▸ Exercise description
Without the pictures, return each record as it appears.

▸ Source material
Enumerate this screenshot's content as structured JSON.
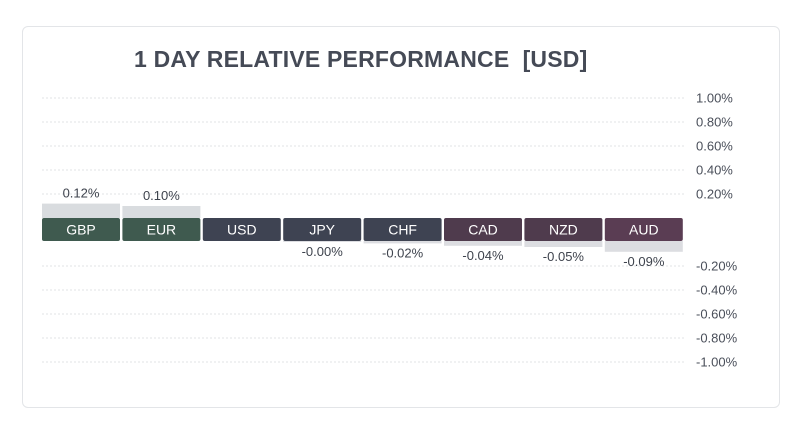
{
  "chart_data": {
    "type": "bar",
    "title": "1 DAY RELATIVE PERFORMANCE  [USD]",
    "categories": [
      "GBP",
      "EUR",
      "USD",
      "JPY",
      "CHF",
      "CAD",
      "NZD",
      "AUD"
    ],
    "values": [
      0.12,
      0.1,
      0.0,
      -0.001,
      -0.02,
      -0.04,
      -0.05,
      -0.09
    ],
    "value_labels": [
      "0.12%",
      "0.10%",
      "",
      "-0.00%",
      "-0.02%",
      "-0.04%",
      "-0.05%",
      "-0.09%"
    ],
    "positive_ticks": [
      "1.00%",
      "0.80%",
      "0.60%",
      "0.40%",
      "0.20%"
    ],
    "negative_ticks": [
      "-0.20%",
      "-0.40%",
      "-0.60%",
      "-0.80%",
      "-1.00%"
    ],
    "ylim": [
      -1.0,
      1.0
    ],
    "grid": true,
    "colors": {
      "GBP": "#3f5a4f",
      "EUR": "#3f5a4f",
      "USD": "#3e4352",
      "JPY": "#3e4352",
      "CHF": "#3e4352",
      "CAD": "#4f3b4d",
      "NZD": "#4f3b4d",
      "AUD": "#5a3d53",
      "positive_bar": "#d9dcdf",
      "negative_bar": "#dcdde1",
      "grid": "#e1e3e6",
      "tick_text": "#4a4f5a",
      "title_text": "#454a56"
    }
  }
}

▸ Finished answer
Enumerate this screenshot's content as structured JSON.
{
  "chart_data": {
    "type": "bar",
    "title": "1 DAY RELATIVE PERFORMANCE  [USD]",
    "categories": [
      "GBP",
      "EUR",
      "USD",
      "JPY",
      "CHF",
      "CAD",
      "NZD",
      "AUD"
    ],
    "values": [
      0.12,
      0.1,
      0.0,
      -0.001,
      -0.02,
      -0.04,
      -0.05,
      -0.09
    ],
    "value_labels": [
      "0.12%",
      "0.10%",
      "",
      "-0.00%",
      "-0.02%",
      "-0.04%",
      "-0.05%",
      "-0.09%"
    ],
    "positive_ticks": [
      "1.00%",
      "0.80%",
      "0.60%",
      "0.40%",
      "0.20%"
    ],
    "negative_ticks": [
      "-0.20%",
      "-0.40%",
      "-0.60%",
      "-0.80%",
      "-1.00%"
    ],
    "ylim": [
      -1.0,
      1.0
    ],
    "grid": true,
    "colors": {
      "GBP": "#3f5a4f",
      "EUR": "#3f5a4f",
      "USD": "#3e4352",
      "JPY": "#3e4352",
      "CHF": "#3e4352",
      "CAD": "#4f3b4d",
      "NZD": "#4f3b4d",
      "AUD": "#5a3d53",
      "positive_bar": "#d9dcdf",
      "negative_bar": "#dcdde1",
      "grid": "#e1e3e6",
      "tick_text": "#4a4f5a",
      "title_text": "#454a56"
    }
  }
}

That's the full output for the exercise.